# Input start
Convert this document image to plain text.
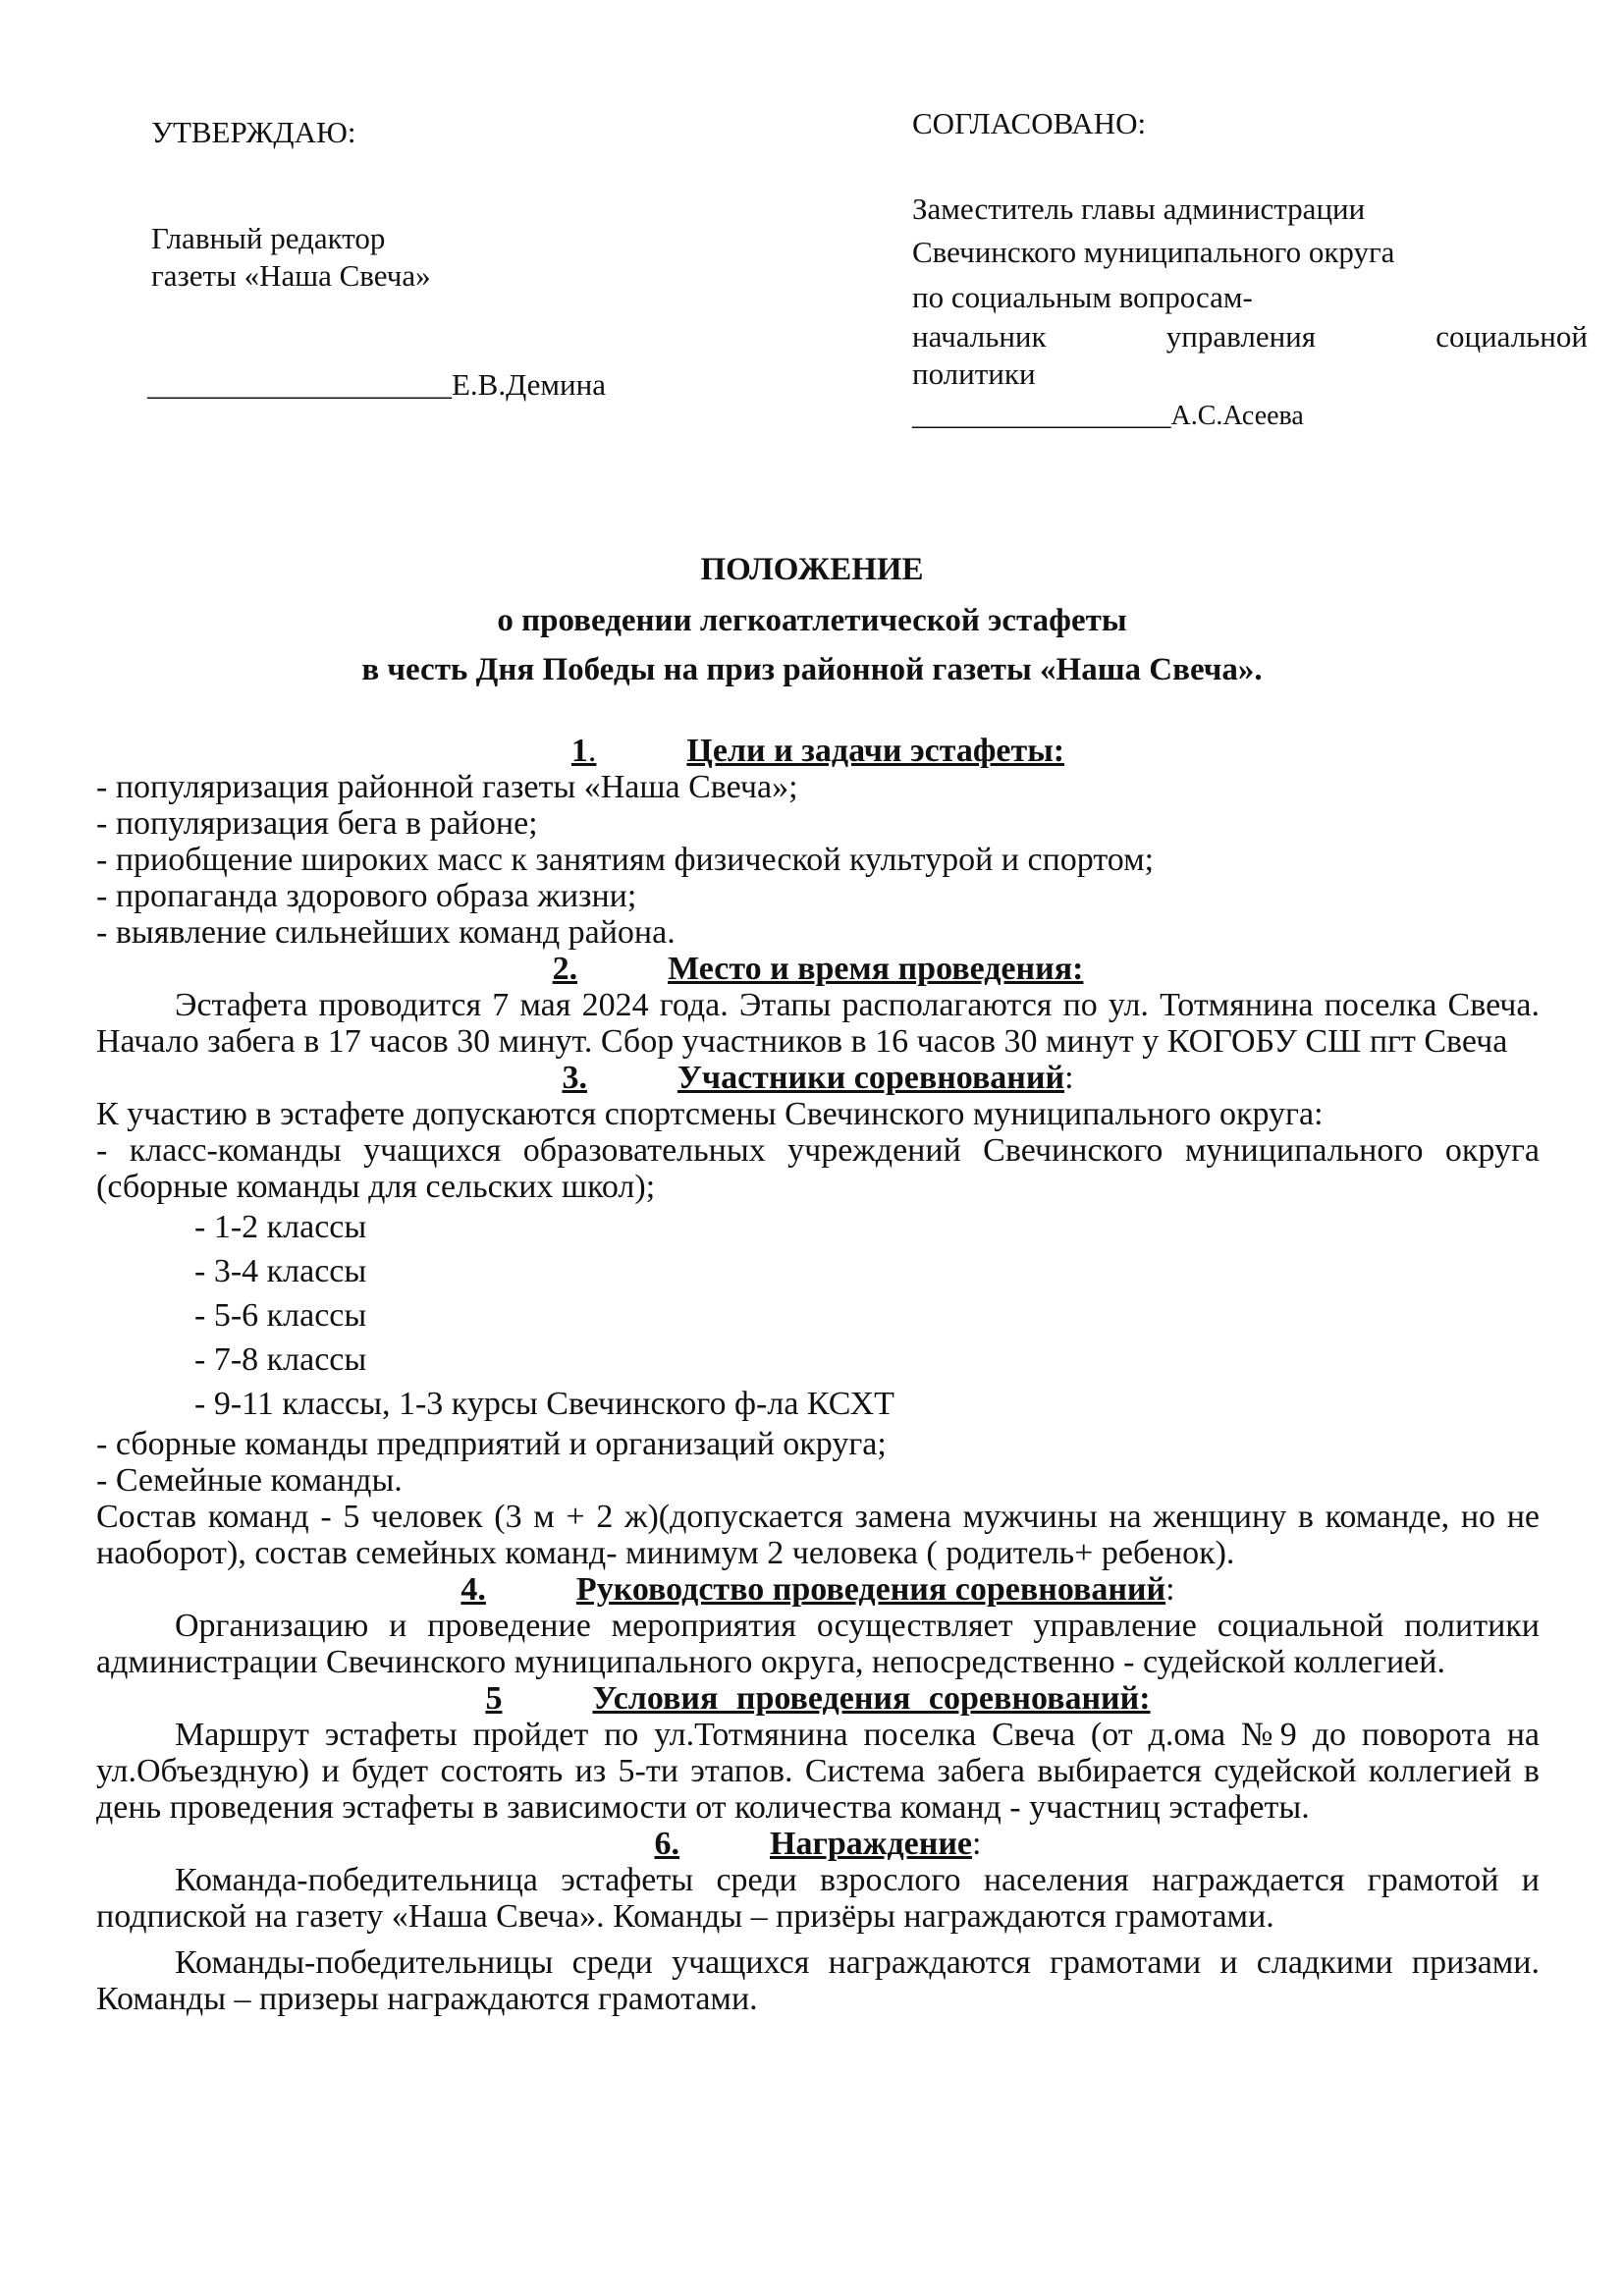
УТВЕРЖДАЮ:
Главный редактор
газеты «Наша Свеча»
____________________Е.В.Демина
СОГЛАСОВАНО:
Заместитель главы администрации
Свечинского муниципального округа
по социальным вопросам-
начальник	управления	социальной
политики
_________________А.С.Асеева
ПОЛОЖЕНИЕ
о проведении легкоатлетической эстафеты
в честь Дня Победы на приз районной газеты «Наша Свеча».
1.	Цели и задачи эстафеты:
- популяризация районной газеты «Наша Свеча»;
- популяризация бега в районе;
- приобщение широких масс к занятиям физической культурой и спортом;
- пропаганда здорового образа жизни;
- выявление сильнейших команд района.
2.	Место и время проведения:
Эстафета проводится 7 мая 2024 года. Этапы располагаются по ул. Тотмянина поселка Свеча. Начало забега в 17 часов 30 минут. Сбор участников в 16 часов 30 минут у КОГОБУ СШ пгт Свеча
3.	Участники соревнований:
К участию в эстафете допускаются спортсмены Свечинского муниципального округа:
- класс-команды учащихся образовательных учреждений Свечинского муниципального округа (сборные команды для сельских школ);
- 1-2 классы
- 3-4 классы
- 5-6 классы
- 7-8 классы
- 9-11 классы, 1-3 курсы Свечинского ф-ла КСХТ
- сборные команды предприятий и организаций округа;
- Семейные команды.
Состав команд - 5 человек (3 м + 2 ж)(допускается замена мужчины на женщину в команде, но не наоборот), состав семейных команд- минимум 2 человека ( родитель+ ребенок).
4.	Руководство проведения соревнований:
Организацию и проведение мероприятия осуществляет управление социальной политики администрации Свечинского муниципального округа, непосредственно - судейской коллегией.
5	Условия проведения соревнований:
Маршрут эстафеты пройдет по ул.Тотмянина поселка Свеча (от д.ома №9 до поворота на ул.Объездную) и будет состоять из 5-ти этапов. Система забега выбирается судейской коллегией в день проведения эстафеты в зависимости от количества команд - участниц эстафеты.
6.	Награждение:
Команда-победительница эстафеты среди взрослого населения награждается грамотой и подпиской на газету «Наша Свеча». Команды – призёры награждаются грамотами.
Команды-победительницы среди учащихся награждаются грамотами и сладкими призами. Команды – призеры награждаются грамотами.
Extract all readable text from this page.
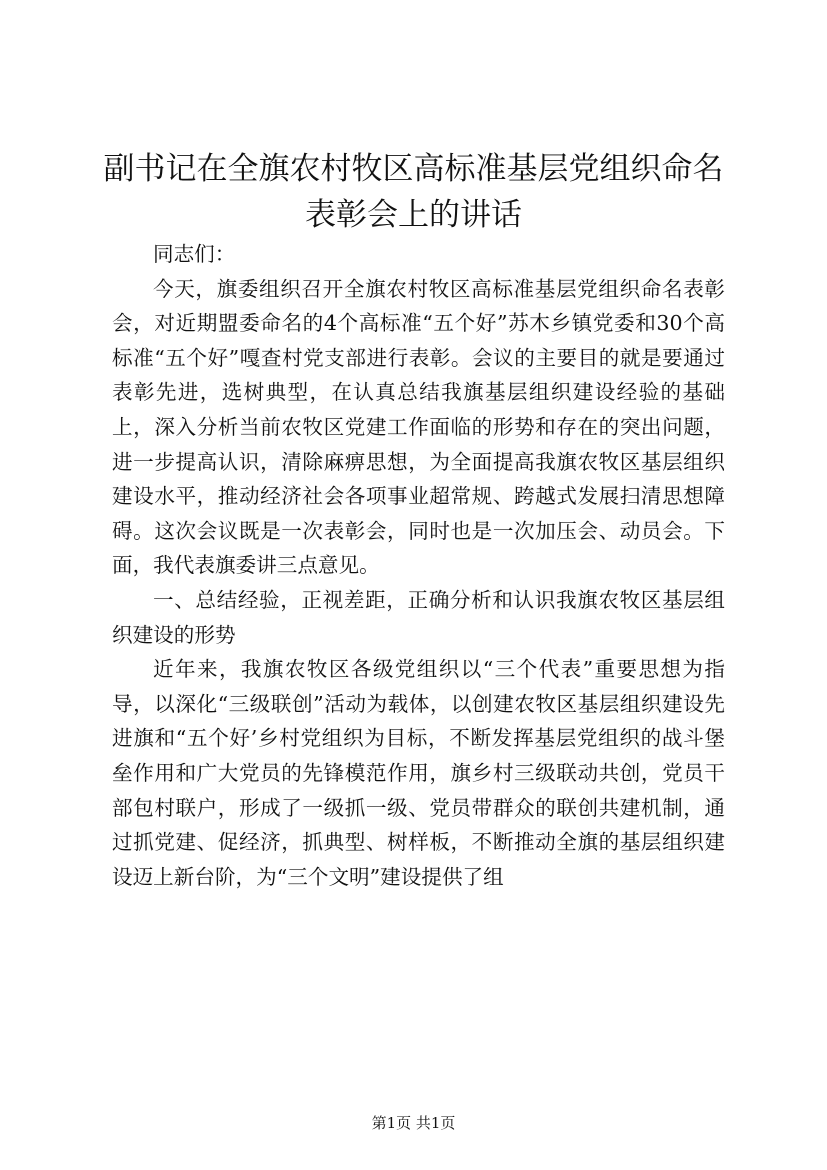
副书记在全旗农村牧区高标准基层党组织命名表彰会上的讲话

同志们：

今天，旗委组织召开全旗农村牧区高标准基层党组织命名表彰会，对近期盟委命名的4个高标准“五个好”苏木乡镇党委和30个高标准“五个好”嘎查村党支部进行表彰。会议的主要目的就是要通过表彰先进，选树典型，在认真总结我旗基层组织建设经验的基础上，深入分析当前农牧区党建工作面临的形势和存在的突出问题，进一步提高认识，清除麻痹思想，为全面提高我旗农牧区基层组织建设水平，推动经济社会各项事业超常规、跨越式发展扫清思想障碍。这次会议既是一次表彰会，同时也是一次加压会、动员会。下面，我代表旗委讲三点意见。

一、总结经验，正视差距，正确分析和认识我旗农牧区基层组织建设的形势

近年来，我旗农牧区各级党组织以“三个代表”重要思想为指导，以深化“三级联创”活动为载体，以创建农牧区基层组织建设先进旗和“五个好’乡村党组织为目标，不断发挥基层党组织的战斗堡垒作用和广大党员的先锋模范作用，旗乡村三级联动共创，党员干部包村联户，形成了一级抓一级、党员带群众的联创共建机制，通过抓党建、促经济，抓典型、树样板，不断推动全旗的基层组织建设迈上新台阶，为“三个文明”建设提供了组

第1页 共1页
# Input end
= Given task =
Go through the listing above and pull out each line containing the word "text".

= Written solution =
Convert this document image to plain text.
Extract all readable text from this page.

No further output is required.